Print, exactly and completely, every entry in the data.

→ **Dataset records**
"""

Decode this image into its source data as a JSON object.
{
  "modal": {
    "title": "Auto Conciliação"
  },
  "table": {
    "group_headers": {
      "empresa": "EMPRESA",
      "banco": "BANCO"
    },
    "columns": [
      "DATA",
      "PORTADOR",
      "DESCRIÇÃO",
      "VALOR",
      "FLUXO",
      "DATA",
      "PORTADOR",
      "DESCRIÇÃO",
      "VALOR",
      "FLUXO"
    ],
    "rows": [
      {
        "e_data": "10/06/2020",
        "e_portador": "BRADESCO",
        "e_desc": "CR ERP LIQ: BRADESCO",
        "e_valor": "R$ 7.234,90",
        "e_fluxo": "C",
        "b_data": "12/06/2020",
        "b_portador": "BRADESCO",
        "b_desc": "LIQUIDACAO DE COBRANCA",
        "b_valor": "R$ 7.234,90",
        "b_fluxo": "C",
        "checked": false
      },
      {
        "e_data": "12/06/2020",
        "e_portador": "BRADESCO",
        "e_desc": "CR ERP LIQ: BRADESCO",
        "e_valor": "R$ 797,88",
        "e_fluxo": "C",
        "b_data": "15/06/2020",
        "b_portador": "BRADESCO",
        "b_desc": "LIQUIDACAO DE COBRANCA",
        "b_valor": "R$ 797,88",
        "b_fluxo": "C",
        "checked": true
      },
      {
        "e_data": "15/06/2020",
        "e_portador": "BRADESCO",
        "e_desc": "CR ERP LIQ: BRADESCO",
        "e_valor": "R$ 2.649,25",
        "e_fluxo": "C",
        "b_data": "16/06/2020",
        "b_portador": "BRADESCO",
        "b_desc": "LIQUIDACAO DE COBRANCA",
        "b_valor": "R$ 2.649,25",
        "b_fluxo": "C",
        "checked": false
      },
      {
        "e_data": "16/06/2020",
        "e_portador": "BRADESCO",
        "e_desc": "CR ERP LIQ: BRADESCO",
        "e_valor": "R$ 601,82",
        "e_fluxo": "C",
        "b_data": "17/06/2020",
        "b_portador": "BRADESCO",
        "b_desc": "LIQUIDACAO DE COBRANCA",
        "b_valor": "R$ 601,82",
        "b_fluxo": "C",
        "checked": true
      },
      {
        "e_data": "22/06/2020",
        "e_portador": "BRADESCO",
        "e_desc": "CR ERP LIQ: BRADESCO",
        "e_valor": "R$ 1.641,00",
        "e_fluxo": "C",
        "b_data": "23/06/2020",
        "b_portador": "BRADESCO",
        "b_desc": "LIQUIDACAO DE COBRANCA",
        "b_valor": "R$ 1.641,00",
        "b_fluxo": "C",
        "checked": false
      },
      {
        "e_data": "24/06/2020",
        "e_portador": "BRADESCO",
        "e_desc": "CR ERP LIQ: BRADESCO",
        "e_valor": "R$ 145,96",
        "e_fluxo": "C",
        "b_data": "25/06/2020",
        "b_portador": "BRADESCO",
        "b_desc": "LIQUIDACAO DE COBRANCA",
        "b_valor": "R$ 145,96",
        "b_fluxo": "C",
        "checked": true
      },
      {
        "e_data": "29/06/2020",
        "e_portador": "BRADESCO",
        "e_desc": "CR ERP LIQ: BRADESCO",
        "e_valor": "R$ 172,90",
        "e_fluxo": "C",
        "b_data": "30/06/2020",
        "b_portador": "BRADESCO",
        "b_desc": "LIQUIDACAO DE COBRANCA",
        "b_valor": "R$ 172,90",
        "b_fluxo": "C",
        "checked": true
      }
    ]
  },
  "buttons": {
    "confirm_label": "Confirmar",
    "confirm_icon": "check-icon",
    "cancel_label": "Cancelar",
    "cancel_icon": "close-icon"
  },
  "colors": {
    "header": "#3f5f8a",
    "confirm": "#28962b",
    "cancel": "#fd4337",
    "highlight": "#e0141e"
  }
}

"""

→ **FULL ANSWER**
Decode this image into its source data as a JSON object.
{
  "modal": {
    "title": "Auto Conciliação"
  },
  "table": {
    "group_headers": {
      "empresa": "EMPRESA",
      "banco": "BANCO"
    },
    "columns": [
      "DATA",
      "PORTADOR",
      "DESCRIÇÃO",
      "VALOR",
      "FLUXO",
      "DATA",
      "PORTADOR",
      "DESCRIÇÃO",
      "VALOR",
      "FLUXO"
    ],
    "rows": [
      {
        "e_data": "10/06/2020",
        "e_portador": "BRADESCO",
        "e_desc": "CR ERP LIQ: BRADESCO",
        "e_valor": "R$ 7.234,90",
        "e_fluxo": "C",
        "b_data": "12/06/2020",
        "b_portador": "BRADESCO",
        "b_desc": "LIQUIDACAO DE COBRANCA",
        "b_valor": "R$ 7.234,90",
        "b_fluxo": "C",
        "checked": false
      },
      {
        "e_data": "12/06/2020",
        "e_portador": "BRADESCO",
        "e_desc": "CR ERP LIQ: BRADESCO",
        "e_valor": "R$ 797,88",
        "e_fluxo": "C",
        "b_data": "15/06/2020",
        "b_portador": "BRADESCO",
        "b_desc": "LIQUIDACAO DE COBRANCA",
        "b_valor": "R$ 797,88",
        "b_fluxo": "C",
        "checked": true
      },
      {
        "e_data": "15/06/2020",
        "e_portador": "BRADESCO",
        "e_desc": "CR ERP LIQ: BRADESCO",
        "e_valor": "R$ 2.649,25",
        "e_fluxo": "C",
        "b_data": "16/06/2020",
        "b_portador": "BRADESCO",
        "b_desc": "LIQUIDACAO DE COBRANCA",
        "b_valor": "R$ 2.649,25",
        "b_fluxo": "C",
        "checked": false
      },
      {
        "e_data": "16/06/2020",
        "e_portador": "BRADESCO",
        "e_desc": "CR ERP LIQ: BRADESCO",
        "e_valor": "R$ 601,82",
        "e_fluxo": "C",
        "b_data": "17/06/2020",
        "b_portador": "BRADESCO",
        "b_desc": "LIQUIDACAO DE COBRANCA",
        "b_valor": "R$ 601,82",
        "b_fluxo": "C",
        "checked": true
      },
      {
        "e_data": "22/06/2020",
        "e_portador": "BRADESCO",
        "e_desc": "CR ERP LIQ: BRADESCO",
        "e_valor": "R$ 1.641,00",
        "e_fluxo": "C",
        "b_data": "23/06/2020",
        "b_portador": "BRADESCO",
        "b_desc": "LIQUIDACAO DE COBRANCA",
        "b_valor": "R$ 1.641,00",
        "b_fluxo": "C",
        "checked": false
      },
      {
        "e_data": "24/06/2020",
        "e_portador": "BRADESCO",
        "e_desc": "CR ERP LIQ: BRADESCO",
        "e_valor": "R$ 145,96",
        "e_fluxo": "C",
        "b_data": "25/06/2020",
        "b_portador": "BRADESCO",
        "b_desc": "LIQUIDACAO DE COBRANCA",
        "b_valor": "R$ 145,96",
        "b_fluxo": "C",
        "checked": true
      },
      {
        "e_data": "29/06/2020",
        "e_portador": "BRADESCO",
        "e_desc": "CR ERP LIQ: BRADESCO",
        "e_valor": "R$ 172,90",
        "e_fluxo": "C",
        "b_data": "30/06/2020",
        "b_portador": "BRADESCO",
        "b_desc": "LIQUIDACAO DE COBRANCA",
        "b_valor": "R$ 172,90",
        "b_fluxo": "C",
        "checked": true
      }
    ]
  },
  "buttons": {
    "confirm_label": "Confirmar",
    "confirm_icon": "check-icon",
    "cancel_label": "Cancelar",
    "cancel_icon": "close-icon"
  },
  "colors": {
    "header": "#3f5f8a",
    "confirm": "#28962b",
    "cancel": "#fd4337",
    "highlight": "#e0141e"
  }
}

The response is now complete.